◆ Task ◆
Pick out each line containing the string "label".

(Extracts from a graphics dataset)
::::::::::

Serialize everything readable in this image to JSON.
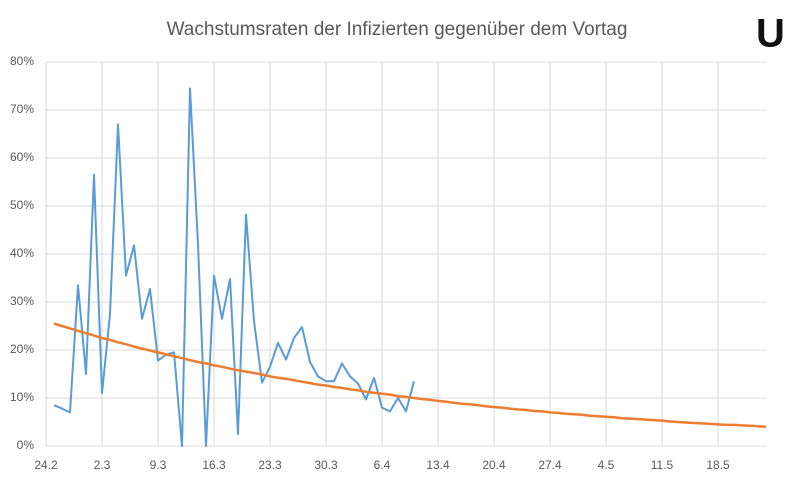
{
  "chart_data": {
    "type": "line",
    "title": "Wachstumsraten der Infizierten gegenüber dem Vortag",
    "annotation": "U",
    "grid": true,
    "categories": [
      "24.2",
      null,
      null,
      null,
      null,
      null,
      null,
      "2.3",
      null,
      null,
      null,
      null,
      null,
      null,
      "9.3",
      null,
      null,
      null,
      null,
      null,
      null,
      "16.3",
      null,
      null,
      null,
      null,
      null,
      null,
      "23.3",
      null,
      null,
      null,
      null,
      null,
      null,
      "30.3",
      null,
      null,
      null,
      null,
      null,
      null,
      "6.4",
      null,
      null,
      null,
      null,
      null,
      null,
      "13.4",
      null,
      null,
      null,
      null,
      null,
      null,
      "20.4",
      null,
      null,
      null,
      null,
      null,
      null,
      "27.4",
      null,
      null,
      null,
      null,
      null,
      null,
      "4.5",
      null,
      null,
      null,
      null,
      null,
      null,
      "11.5",
      null,
      null,
      null,
      null,
      null,
      null,
      "18.5",
      null,
      null,
      null,
      null,
      null
    ],
    "ylim": [
      0,
      80
    ],
    "yticks": [
      {
        "value": 0,
        "label": "0%"
      },
      {
        "value": 10,
        "label": "10%"
      },
      {
        "value": 20,
        "label": "20%"
      },
      {
        "value": 30,
        "label": "30%"
      },
      {
        "value": 40,
        "label": "40%"
      },
      {
        "value": 50,
        "label": "50%"
      },
      {
        "value": 60,
        "label": "60%"
      },
      {
        "value": 70,
        "label": "70%"
      },
      {
        "value": 80,
        "label": "80%"
      }
    ],
    "series": [
      {
        "color": "#5b9bd5",
        "values": [
          8.5,
          7.8,
          7,
          33.5,
          15,
          56.5,
          11,
          27.5,
          67,
          35.5,
          41.8,
          26.5,
          32.7,
          17.8,
          19,
          19.5,
          0,
          74.5,
          42,
          0,
          35.5,
          26.5,
          34.8,
          2.5,
          48.2,
          26,
          13.2,
          16.5,
          21.5,
          18,
          22.5,
          24.8,
          17.5,
          14.5,
          13.5,
          13.5,
          17.2,
          14.5,
          13,
          9.7,
          14.2,
          8,
          7.2,
          10,
          7.2,
          13.5,
          null,
          null,
          null,
          null,
          null,
          null,
          null,
          null,
          null,
          null,
          null,
          null,
          null,
          null,
          null,
          null,
          null,
          null,
          null,
          null,
          null,
          null,
          null,
          null,
          null,
          null,
          null,
          null,
          null,
          null,
          null,
          null,
          null,
          null,
          null,
          null,
          null,
          null,
          null,
          null,
          null,
          null,
          null,
          null
        ]
      },
      {
        "color": "#ed7d31",
        "values": [
          25.5,
          25,
          24.5,
          24,
          23.5,
          23,
          22.5,
          22.1,
          21.6,
          21.2,
          20.7,
          20.3,
          19.9,
          19.5,
          19.1,
          18.7,
          18.3,
          17.9,
          17.5,
          17.2,
          16.8,
          16.5,
          16.1,
          15.8,
          15.5,
          15.2,
          14.9,
          14.5,
          14.2,
          14,
          13.7,
          13.4,
          13.1,
          12.8,
          12.6,
          12.3,
          12.1,
          11.8,
          11.6,
          11.3,
          11.1,
          10.9,
          10.7,
          10.4,
          10.2,
          10,
          9.8,
          9.6,
          9.4,
          9.2,
          9,
          8.8,
          8.7,
          8.5,
          8.3,
          8.1,
          8,
          7.8,
          7.6,
          7.5,
          7.3,
          7.2,
          7,
          6.9,
          6.7,
          6.6,
          6.5,
          6.3,
          6.2,
          6.1,
          6,
          5.8,
          5.7,
          5.6,
          5.5,
          5.4,
          5.3,
          5.1,
          5,
          4.9,
          4.8,
          4.7,
          4.6,
          4.5,
          4.4,
          4.4,
          4.3,
          4.2,
          4.1,
          4
        ]
      }
    ]
  }
}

::::::::::

◆ Exercise output ◆
        "label": "0%"
        "label": "10%"
        "label": "20%"
        "label": "30%"
        "label": "40%"
        "label": "50%"
        "label": "60%"
        "label": "70%"
        "label": "80%"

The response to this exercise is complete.